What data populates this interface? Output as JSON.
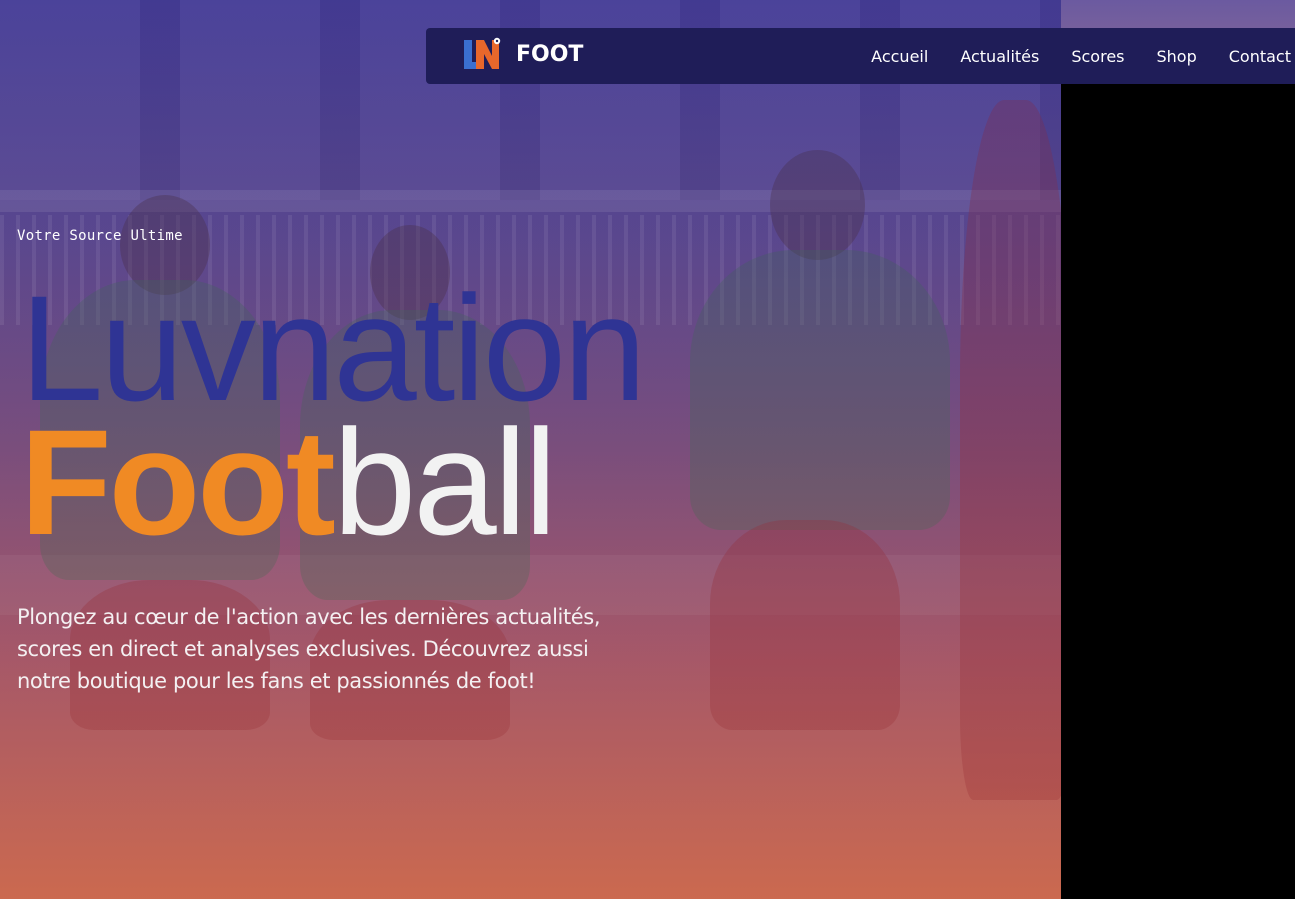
{
  "brand": {
    "name": "FOOT",
    "logo_text": "LN",
    "logo_icon": "ln-foot-logo-icon"
  },
  "nav": {
    "items": [
      {
        "label": "Accueil"
      },
      {
        "label": "Actualités"
      },
      {
        "label": "Scores"
      },
      {
        "label": "Shop"
      },
      {
        "label": "Contact"
      }
    ]
  },
  "hero": {
    "eyebrow": "Votre Source Ultime",
    "title_line1": "Luvnation",
    "title_line2_accent": "Foot",
    "title_line2_rest": "ball",
    "lead": "Plongez au cœur de l'action avec les dernières actualités, scores en direct et analyses exclusives. Découvrez aussi notre boutique pour les fans et passionnés de foot!"
  },
  "colors": {
    "navbar_bg": "#1f1d58",
    "title_blue": "#2f3494",
    "accent_orange": "#f08a24",
    "text_white": "#ffffff"
  }
}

= = =

Without including any pictures, output all the entries above exactly.

:: Expected answer ::
What data populates this interface? Output as JSON.
{
  "brand": {
    "name": "FOOT",
    "logo_text": "LN",
    "logo_icon": "ln-foot-logo-icon"
  },
  "nav": {
    "items": [
      {
        "label": "Accueil"
      },
      {
        "label": "Actualités"
      },
      {
        "label": "Scores"
      },
      {
        "label": "Shop"
      },
      {
        "label": "Contact"
      }
    ]
  },
  "hero": {
    "eyebrow": "Votre Source Ultime",
    "title_line1": "Luvnation",
    "title_line2_accent": "Foot",
    "title_line2_rest": "ball",
    "lead": "Plongez au cœur de l'action avec les dernières actualités, scores en direct et analyses exclusives. Découvrez aussi notre boutique pour les fans et passionnés de foot!"
  },
  "colors": {
    "navbar_bg": "#1f1d58",
    "title_blue": "#2f3494",
    "accent_orange": "#f08a24",
    "text_white": "#ffffff"
  }
}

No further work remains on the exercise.